**Work instructions:**
Beneath this task is a listing. State how many of its lines include the string "JSON", giving nothing but the number.

**Supplied records:**

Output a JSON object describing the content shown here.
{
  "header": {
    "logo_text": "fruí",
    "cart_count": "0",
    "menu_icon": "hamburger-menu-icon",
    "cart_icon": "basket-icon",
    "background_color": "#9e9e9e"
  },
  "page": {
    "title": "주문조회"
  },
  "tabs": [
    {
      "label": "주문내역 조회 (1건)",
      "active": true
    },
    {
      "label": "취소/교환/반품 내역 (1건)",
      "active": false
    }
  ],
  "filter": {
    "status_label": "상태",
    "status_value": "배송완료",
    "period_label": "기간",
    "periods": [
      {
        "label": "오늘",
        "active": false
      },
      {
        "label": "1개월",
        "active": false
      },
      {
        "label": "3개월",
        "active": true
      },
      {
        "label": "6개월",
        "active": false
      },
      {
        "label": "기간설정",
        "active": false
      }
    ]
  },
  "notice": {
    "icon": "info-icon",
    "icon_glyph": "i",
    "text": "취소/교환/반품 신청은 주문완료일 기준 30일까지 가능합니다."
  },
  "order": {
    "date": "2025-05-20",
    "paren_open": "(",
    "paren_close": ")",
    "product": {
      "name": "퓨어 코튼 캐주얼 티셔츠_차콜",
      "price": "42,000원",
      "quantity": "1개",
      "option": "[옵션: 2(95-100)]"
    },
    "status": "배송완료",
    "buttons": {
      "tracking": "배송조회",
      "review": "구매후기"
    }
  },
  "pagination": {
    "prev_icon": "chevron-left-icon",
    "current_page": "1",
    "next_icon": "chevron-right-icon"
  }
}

* * *

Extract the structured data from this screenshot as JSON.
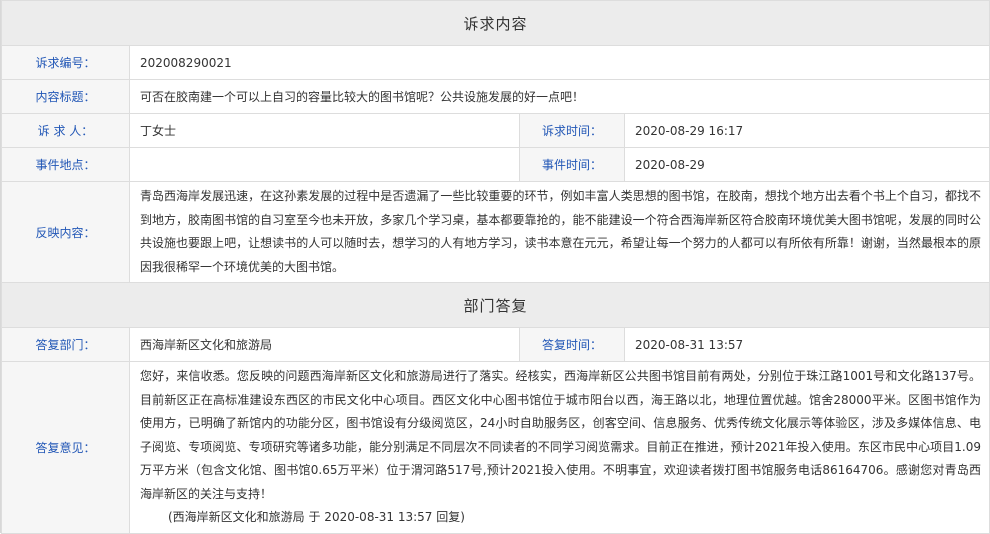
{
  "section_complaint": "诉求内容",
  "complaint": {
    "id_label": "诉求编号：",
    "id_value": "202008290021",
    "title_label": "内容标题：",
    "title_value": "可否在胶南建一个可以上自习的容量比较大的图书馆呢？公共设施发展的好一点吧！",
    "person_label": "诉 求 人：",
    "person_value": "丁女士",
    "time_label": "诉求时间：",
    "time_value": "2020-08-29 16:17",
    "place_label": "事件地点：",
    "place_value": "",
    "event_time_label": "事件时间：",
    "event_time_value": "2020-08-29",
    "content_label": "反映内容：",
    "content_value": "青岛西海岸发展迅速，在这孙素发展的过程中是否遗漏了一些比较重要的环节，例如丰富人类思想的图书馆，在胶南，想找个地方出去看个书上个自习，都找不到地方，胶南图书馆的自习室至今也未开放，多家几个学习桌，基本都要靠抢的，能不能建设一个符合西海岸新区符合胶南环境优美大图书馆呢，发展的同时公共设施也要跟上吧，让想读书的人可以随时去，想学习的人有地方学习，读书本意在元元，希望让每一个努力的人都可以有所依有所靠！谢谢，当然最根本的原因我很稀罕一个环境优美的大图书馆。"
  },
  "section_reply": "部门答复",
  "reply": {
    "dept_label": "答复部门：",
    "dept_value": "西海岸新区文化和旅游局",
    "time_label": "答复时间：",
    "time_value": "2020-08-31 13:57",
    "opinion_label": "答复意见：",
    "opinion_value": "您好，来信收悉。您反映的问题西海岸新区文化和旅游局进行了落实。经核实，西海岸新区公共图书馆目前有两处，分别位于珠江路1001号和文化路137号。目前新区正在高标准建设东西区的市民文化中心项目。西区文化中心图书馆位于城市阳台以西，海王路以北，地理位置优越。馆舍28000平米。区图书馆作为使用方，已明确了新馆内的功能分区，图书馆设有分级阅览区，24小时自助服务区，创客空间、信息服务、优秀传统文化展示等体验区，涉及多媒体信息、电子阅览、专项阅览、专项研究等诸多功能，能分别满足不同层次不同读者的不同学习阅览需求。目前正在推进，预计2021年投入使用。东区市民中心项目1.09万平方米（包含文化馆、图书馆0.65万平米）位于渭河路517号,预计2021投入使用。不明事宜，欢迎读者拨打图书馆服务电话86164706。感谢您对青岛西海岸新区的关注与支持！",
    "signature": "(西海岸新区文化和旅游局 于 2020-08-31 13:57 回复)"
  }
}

**Final result:**
2